- [What to do]:
Filter the records below for the word "structured". Copy each line that holds it.

- [Record excerpts]:
%%

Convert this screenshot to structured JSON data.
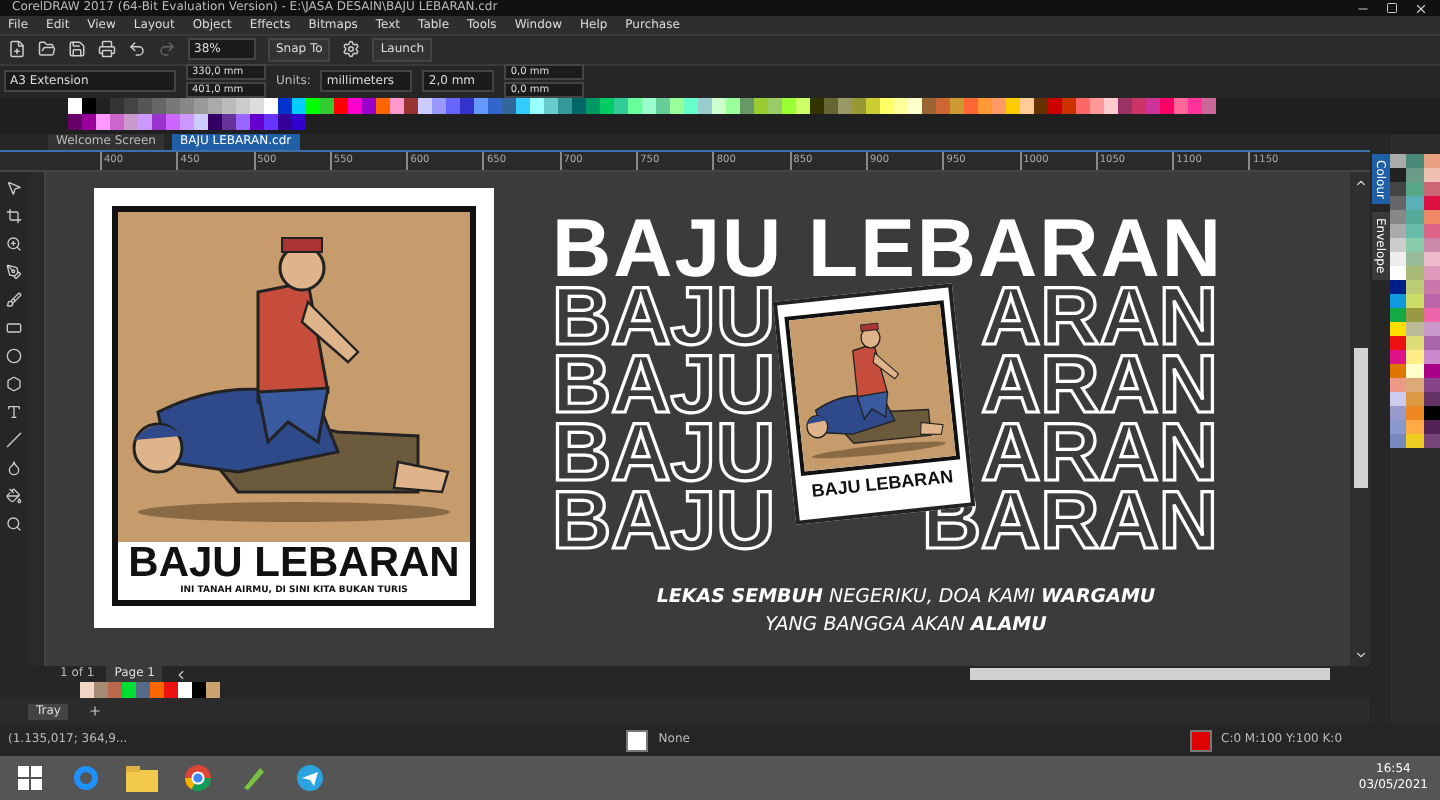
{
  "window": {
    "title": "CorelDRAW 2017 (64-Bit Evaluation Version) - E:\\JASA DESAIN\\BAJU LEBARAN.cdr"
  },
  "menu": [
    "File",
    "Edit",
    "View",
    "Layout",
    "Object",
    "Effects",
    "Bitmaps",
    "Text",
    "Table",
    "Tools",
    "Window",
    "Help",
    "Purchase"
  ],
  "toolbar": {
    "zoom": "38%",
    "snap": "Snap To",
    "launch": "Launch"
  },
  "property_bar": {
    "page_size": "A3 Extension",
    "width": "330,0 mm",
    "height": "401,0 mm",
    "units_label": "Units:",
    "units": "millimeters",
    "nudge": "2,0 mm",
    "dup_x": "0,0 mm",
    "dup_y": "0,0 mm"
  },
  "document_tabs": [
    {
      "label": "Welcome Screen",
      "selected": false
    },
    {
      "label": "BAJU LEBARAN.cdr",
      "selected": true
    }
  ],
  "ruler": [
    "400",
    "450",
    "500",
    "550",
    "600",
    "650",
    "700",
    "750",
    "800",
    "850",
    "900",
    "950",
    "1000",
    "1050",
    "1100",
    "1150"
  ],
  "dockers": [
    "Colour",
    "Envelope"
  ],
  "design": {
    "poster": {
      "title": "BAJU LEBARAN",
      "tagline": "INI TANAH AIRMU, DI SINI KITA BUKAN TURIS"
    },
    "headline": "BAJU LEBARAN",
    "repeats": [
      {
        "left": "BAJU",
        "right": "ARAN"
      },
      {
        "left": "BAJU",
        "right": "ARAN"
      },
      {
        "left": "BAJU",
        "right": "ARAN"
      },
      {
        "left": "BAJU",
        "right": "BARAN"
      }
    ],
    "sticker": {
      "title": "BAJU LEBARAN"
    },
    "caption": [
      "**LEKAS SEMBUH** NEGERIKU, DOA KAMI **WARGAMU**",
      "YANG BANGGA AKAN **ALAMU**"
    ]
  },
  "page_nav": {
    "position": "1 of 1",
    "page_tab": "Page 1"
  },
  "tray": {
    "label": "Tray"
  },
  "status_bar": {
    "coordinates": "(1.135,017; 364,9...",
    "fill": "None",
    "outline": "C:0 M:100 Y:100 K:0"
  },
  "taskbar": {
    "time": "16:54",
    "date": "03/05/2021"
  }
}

%%
%%

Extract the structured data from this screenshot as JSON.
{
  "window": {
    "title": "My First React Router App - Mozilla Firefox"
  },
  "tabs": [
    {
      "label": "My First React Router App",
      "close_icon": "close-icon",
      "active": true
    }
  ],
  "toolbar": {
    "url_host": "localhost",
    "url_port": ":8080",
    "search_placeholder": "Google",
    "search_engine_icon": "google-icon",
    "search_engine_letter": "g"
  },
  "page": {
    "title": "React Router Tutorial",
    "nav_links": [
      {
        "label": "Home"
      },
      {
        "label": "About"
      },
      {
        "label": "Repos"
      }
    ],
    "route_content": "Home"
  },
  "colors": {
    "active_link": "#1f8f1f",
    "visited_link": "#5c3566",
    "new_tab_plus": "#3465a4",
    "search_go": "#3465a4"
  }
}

%%
%%

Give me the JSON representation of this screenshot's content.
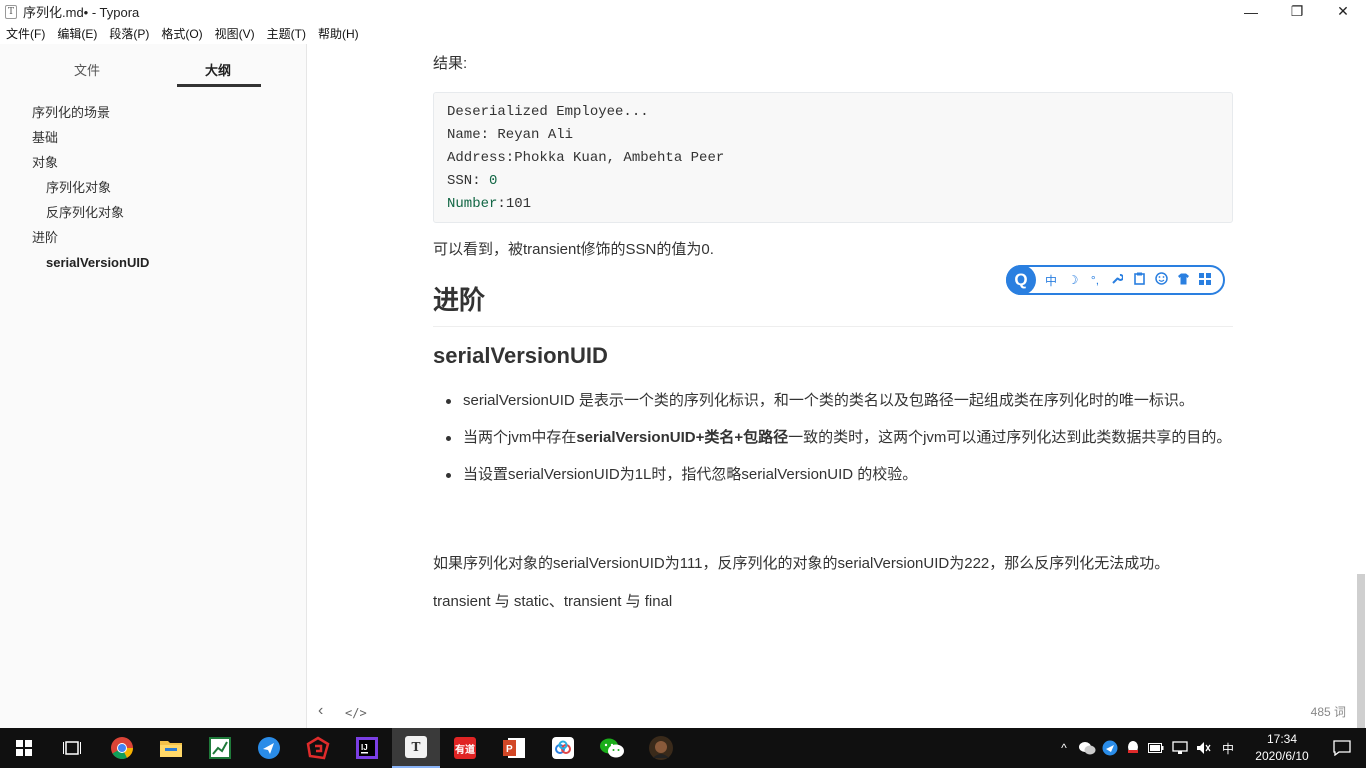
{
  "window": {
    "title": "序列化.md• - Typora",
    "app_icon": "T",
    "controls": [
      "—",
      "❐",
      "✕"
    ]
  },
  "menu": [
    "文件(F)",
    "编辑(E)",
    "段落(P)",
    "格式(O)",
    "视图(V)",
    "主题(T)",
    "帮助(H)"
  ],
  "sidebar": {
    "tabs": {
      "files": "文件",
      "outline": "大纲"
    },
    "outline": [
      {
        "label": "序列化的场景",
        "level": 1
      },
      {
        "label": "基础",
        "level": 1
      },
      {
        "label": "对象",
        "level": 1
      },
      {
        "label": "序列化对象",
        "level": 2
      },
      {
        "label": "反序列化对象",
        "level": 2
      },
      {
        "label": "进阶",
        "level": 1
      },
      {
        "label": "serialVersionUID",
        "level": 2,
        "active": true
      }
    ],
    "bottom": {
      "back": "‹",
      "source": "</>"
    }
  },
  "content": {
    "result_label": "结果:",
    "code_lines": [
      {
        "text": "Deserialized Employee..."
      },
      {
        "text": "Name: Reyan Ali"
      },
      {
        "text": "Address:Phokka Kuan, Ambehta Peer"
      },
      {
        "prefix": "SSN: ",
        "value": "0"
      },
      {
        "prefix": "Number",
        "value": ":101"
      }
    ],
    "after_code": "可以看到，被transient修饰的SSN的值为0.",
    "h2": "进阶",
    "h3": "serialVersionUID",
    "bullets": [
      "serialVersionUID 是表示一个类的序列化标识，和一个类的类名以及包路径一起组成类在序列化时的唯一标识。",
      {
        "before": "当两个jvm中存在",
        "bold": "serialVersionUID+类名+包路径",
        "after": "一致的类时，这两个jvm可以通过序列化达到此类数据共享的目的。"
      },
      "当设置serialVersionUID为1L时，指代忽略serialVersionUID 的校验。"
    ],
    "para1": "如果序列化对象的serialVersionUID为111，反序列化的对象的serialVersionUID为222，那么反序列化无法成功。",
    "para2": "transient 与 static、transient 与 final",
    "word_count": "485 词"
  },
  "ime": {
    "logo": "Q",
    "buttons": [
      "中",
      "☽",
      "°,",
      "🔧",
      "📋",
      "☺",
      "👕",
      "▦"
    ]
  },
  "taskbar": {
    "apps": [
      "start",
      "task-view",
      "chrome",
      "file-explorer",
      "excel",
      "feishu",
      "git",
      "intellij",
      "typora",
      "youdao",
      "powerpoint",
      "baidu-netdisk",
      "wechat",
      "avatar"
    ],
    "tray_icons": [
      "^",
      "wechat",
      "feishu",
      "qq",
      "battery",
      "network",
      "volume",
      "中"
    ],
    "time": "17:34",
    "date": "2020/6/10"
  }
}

%%

- [Response]:
Convert this screenshot to structured JSON data.
Extract the structured data from this screenshot as JSON.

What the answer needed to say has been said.